# Working data:

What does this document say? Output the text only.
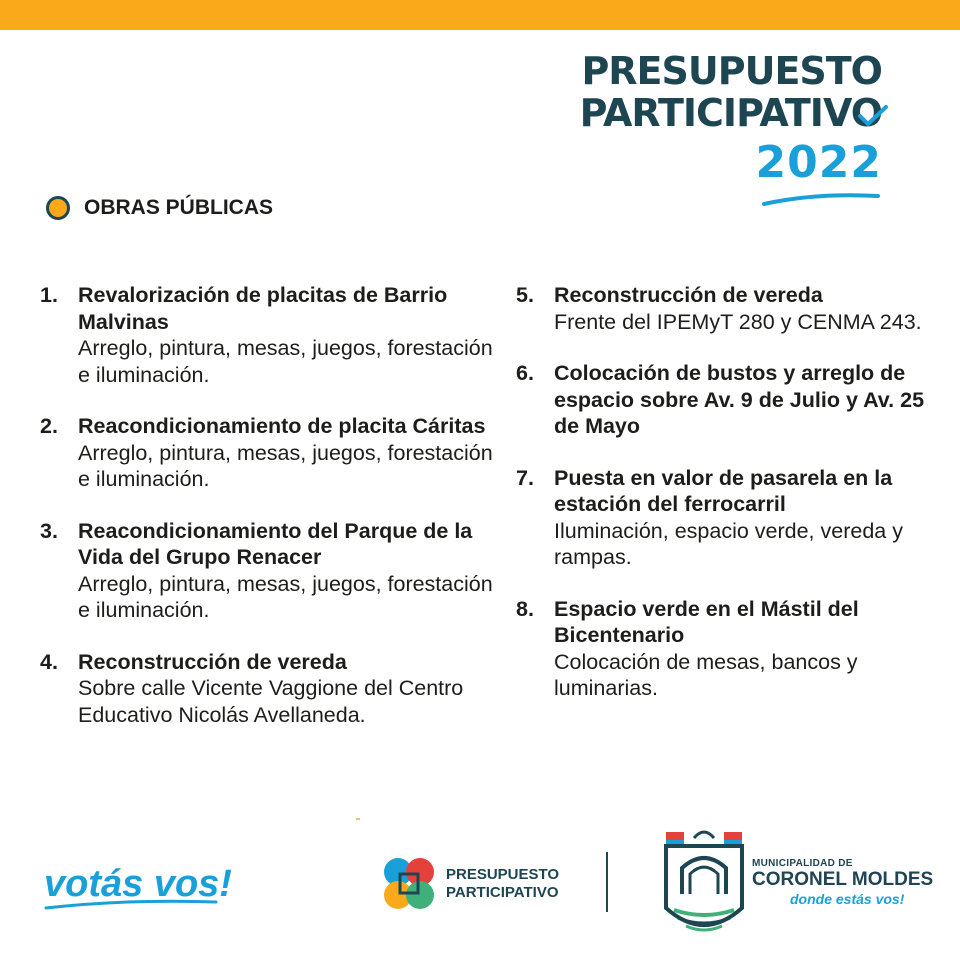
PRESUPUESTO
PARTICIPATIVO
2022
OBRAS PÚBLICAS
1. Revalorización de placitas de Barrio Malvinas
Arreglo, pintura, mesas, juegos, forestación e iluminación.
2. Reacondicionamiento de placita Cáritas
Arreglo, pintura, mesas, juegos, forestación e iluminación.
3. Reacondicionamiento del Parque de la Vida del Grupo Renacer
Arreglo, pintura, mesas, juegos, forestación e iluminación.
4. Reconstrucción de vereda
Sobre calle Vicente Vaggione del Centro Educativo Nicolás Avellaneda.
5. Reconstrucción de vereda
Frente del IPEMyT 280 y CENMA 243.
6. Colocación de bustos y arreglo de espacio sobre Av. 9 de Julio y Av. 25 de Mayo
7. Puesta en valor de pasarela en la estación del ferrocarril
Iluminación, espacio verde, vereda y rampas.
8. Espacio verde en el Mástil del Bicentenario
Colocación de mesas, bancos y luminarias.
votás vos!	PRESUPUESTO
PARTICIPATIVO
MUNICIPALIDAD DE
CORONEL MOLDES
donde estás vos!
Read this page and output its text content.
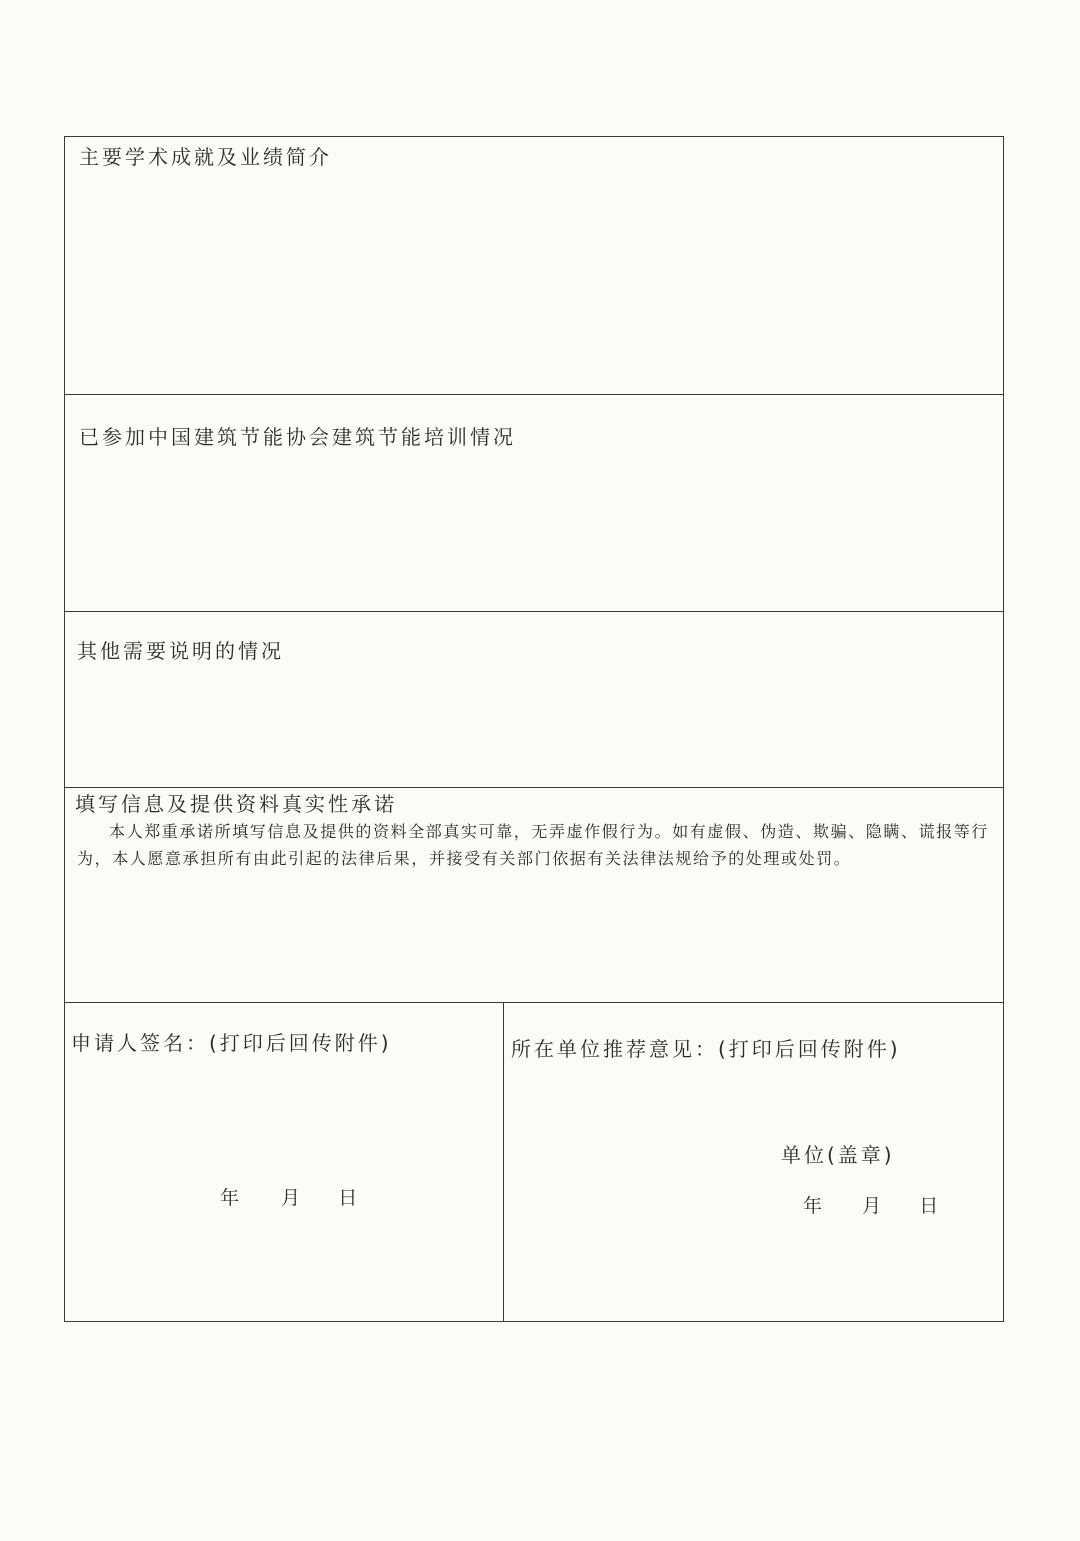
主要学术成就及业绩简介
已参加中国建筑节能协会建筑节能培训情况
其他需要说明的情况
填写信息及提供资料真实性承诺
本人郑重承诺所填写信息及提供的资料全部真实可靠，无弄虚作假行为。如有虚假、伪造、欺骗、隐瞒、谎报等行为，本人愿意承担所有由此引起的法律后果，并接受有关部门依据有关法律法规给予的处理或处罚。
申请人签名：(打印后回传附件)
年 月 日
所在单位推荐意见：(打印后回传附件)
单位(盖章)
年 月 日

# Problem to work on:
Output exactly the lines from the one containing "Read this page and output its text content." through the last line of the records above, both included, leaving out any pictures.

# Solution for this task:
Read this page and output its text content.
主要学术成就及业绩简介
已参加中国建筑节能协会建筑节能培训情况
其他需要说明的情况
填写信息及提供资料真实性承诺
本人郑重承诺所填写信息及提供的资料全部真实可靠，无弄虚作假行为。如有虚假、伪造、欺骗、隐瞒、谎报等行为，本人愿意承担所有由此引起的法律后果，并接受有关部门依据有关法律法规给予的处理或处罚。
申请人签名：(打印后回传附件)
年 月 日
所在单位推荐意见：(打印后回传附件)
单位(盖章)
年 月 日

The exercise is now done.